Tally the lines below that contain the word "this", and give only that number.

• • • • •

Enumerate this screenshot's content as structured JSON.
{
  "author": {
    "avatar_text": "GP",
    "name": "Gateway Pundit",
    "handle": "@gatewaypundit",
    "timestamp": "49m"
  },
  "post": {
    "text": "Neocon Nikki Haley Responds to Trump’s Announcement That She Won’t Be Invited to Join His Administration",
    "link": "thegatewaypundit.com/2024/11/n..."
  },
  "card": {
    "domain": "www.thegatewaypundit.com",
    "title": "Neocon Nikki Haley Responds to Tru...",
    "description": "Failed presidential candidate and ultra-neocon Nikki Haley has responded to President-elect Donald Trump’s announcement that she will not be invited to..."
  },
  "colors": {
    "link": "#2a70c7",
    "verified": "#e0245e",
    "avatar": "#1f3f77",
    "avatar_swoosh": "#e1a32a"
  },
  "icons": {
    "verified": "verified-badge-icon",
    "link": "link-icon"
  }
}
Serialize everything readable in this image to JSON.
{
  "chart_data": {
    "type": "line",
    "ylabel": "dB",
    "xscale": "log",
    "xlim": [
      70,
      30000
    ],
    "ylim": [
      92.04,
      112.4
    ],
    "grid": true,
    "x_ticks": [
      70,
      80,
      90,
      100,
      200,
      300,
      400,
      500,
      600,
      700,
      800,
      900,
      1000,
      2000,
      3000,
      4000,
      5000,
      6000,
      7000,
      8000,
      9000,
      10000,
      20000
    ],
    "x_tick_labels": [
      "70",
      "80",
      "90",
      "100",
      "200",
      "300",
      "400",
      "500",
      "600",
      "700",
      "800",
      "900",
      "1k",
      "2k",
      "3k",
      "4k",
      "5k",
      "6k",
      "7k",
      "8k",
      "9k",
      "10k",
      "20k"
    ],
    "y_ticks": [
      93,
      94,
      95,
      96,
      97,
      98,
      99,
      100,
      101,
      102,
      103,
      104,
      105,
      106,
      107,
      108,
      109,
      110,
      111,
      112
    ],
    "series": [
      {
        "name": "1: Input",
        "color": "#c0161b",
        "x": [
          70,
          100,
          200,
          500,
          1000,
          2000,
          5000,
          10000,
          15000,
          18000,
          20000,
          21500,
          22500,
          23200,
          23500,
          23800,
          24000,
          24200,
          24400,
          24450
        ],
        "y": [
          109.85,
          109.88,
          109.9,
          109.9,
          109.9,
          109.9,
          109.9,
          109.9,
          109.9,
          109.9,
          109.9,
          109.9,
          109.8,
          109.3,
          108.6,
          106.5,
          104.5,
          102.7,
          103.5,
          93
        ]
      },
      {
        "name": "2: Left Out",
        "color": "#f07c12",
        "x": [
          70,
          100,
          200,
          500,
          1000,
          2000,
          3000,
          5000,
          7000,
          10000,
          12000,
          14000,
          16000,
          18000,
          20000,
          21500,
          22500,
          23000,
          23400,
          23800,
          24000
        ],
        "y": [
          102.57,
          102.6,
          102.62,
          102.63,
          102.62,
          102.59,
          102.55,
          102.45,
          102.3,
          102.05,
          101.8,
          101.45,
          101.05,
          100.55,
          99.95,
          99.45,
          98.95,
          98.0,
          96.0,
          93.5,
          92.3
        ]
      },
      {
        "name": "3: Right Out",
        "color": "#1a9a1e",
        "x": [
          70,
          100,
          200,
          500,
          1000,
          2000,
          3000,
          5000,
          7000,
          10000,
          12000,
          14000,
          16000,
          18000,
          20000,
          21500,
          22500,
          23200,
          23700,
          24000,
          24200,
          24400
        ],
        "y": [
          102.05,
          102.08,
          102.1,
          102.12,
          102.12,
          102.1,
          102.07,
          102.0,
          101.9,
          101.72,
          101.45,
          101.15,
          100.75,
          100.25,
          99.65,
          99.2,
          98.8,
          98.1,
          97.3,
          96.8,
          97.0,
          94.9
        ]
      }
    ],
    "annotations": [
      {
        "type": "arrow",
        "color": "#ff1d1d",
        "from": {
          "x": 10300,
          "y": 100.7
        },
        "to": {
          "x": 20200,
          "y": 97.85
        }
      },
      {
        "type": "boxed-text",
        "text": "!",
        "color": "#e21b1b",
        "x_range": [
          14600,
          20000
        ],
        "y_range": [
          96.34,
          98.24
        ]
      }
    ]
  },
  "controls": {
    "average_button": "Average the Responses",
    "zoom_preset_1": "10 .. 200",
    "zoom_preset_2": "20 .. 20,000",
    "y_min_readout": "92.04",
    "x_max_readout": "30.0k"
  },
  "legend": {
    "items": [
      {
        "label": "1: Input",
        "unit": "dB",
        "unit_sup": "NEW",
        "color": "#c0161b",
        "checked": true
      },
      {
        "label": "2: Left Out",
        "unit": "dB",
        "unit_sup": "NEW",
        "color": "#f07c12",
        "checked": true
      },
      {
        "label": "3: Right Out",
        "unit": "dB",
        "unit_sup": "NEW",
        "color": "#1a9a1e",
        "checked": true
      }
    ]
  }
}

• • • • •

FULL ANSWER: 2